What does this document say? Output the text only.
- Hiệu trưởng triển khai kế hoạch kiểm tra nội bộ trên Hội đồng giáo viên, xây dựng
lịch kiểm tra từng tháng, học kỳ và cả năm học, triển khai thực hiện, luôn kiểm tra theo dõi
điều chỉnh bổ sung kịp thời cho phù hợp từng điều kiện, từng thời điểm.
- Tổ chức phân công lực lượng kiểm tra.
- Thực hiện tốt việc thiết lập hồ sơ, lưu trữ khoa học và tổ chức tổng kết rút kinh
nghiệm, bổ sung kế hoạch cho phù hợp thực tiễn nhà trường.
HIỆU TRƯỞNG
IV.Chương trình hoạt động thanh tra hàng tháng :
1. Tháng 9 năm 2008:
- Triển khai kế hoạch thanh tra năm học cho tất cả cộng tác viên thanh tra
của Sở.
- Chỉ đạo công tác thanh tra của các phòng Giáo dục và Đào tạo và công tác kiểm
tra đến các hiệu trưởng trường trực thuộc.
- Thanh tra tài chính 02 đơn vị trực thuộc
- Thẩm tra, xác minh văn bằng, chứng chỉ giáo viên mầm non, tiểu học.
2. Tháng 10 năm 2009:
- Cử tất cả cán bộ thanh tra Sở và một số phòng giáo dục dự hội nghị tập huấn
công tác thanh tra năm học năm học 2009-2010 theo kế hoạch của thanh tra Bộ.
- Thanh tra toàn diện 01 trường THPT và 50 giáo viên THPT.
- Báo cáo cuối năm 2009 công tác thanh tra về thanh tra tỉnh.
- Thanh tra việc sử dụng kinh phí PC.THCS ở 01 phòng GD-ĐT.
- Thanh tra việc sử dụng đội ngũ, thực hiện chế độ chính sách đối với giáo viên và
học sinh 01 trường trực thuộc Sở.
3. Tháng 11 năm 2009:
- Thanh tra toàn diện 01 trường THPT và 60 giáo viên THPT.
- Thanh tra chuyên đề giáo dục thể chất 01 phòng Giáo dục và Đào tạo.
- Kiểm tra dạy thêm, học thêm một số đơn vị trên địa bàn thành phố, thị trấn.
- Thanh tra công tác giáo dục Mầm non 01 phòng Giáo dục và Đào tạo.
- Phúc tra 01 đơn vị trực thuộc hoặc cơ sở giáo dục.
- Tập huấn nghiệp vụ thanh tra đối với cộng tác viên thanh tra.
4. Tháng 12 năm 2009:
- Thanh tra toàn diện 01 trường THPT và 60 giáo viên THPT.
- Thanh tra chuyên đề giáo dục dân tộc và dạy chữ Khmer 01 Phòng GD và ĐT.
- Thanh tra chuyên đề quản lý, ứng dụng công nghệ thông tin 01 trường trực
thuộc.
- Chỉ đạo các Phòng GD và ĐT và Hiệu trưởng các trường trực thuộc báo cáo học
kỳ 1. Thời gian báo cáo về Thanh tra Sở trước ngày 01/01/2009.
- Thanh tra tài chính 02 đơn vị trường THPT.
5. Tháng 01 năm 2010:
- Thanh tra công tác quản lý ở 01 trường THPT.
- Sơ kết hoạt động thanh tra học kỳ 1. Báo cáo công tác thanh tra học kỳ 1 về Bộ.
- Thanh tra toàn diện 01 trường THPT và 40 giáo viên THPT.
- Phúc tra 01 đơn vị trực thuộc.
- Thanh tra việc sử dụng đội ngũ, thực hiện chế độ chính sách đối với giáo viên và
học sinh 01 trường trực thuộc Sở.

* [Prompt]: Every line that holds the word "sung" should be extracted.

* [Task result]:
điều chỉnh bổ sung kịp thời cho phù hợp từng điều kiện, từng thời điểm.
nghiệm, bổ sung kế hoạch cho phù hợp thực tiễn nhà trường.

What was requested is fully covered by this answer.